▶ _EXTRACTED TEXT_:
Explainable Artificial Intelligence for Real-Time
Financial Fraud Detection: A Systematic Literature Review
Ulugbek Inoyatov1,* Eugene Q. Castro1
1 Department of Computer Science, Central Asian University, Tashkent, Uzbekistan
Emails: 220407@centralasian.uz · e.castro@centralasian.uz
Received: February 02, 2025 R e vis ed: April 04, 2025 A c cep ted: July 05, 2025 ⋆ C o rre sponding author
ABSTRACT
Financial fraud detection systems increasingly rely on machine learning to identify suspicious transactions at
scale. However, the opacity of many high-performing models raises significant concerns regarding trust, regulatory
compliance, and practical deployment in real-time financial environments. Explainable Artificial Intelligence
(XAI) has emerged as a promising solution to enhance transparency and accountability, yet its feasibility under
real-time constraints remains unclear. This systematic literature review examines empirical studies on explainable
AI approaches for financial fraud detection, with explicit focus on real-time applicability. Following PRISMA
guidelines, nineteen peer-reviewed empirical studies were selected and analyzed based on fraud domain, model
type, explainability technique, evaluation metrics, and evidence of real-time performance. Results show that posthoc
explanation methods, particularly SHAP and LIME, dominate the literature, while intrinsic explainability
and deployment-level latency reporting remain limited. Despite frequent claims of real-time applicability, only
one study provides quantitative runtime evidence. The findings highlight critical gaps: absence of explanation
latency evaluation, lack of deployment-oriented validation, and insufficient regulatory compliance integration. This
review reveals a systematic disconnect between real-time claims and empirical evidence, establishing the need for
standardized latency benchmarking in explainable fraud detection research.

▶ _DATASET CONTENT_:
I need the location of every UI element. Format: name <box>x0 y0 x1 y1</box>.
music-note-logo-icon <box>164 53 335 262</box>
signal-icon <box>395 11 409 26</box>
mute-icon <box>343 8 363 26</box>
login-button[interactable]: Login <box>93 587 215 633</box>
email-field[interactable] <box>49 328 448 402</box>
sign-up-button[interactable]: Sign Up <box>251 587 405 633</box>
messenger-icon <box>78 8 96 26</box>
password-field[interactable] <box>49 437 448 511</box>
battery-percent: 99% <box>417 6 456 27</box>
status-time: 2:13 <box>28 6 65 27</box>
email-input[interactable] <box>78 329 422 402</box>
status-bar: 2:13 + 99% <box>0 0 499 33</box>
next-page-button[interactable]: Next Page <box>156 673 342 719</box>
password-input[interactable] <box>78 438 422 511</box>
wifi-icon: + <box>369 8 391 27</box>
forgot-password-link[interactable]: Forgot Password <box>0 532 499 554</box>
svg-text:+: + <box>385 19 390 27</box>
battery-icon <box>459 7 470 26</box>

▶ _YOUR INSTRUCTIONS_:
According to the fraud detection abstract, how many peer-reviewed empirical studies were selected and analyzed?

▶ _REPLY TO THE EXERCISE_:
Nineteen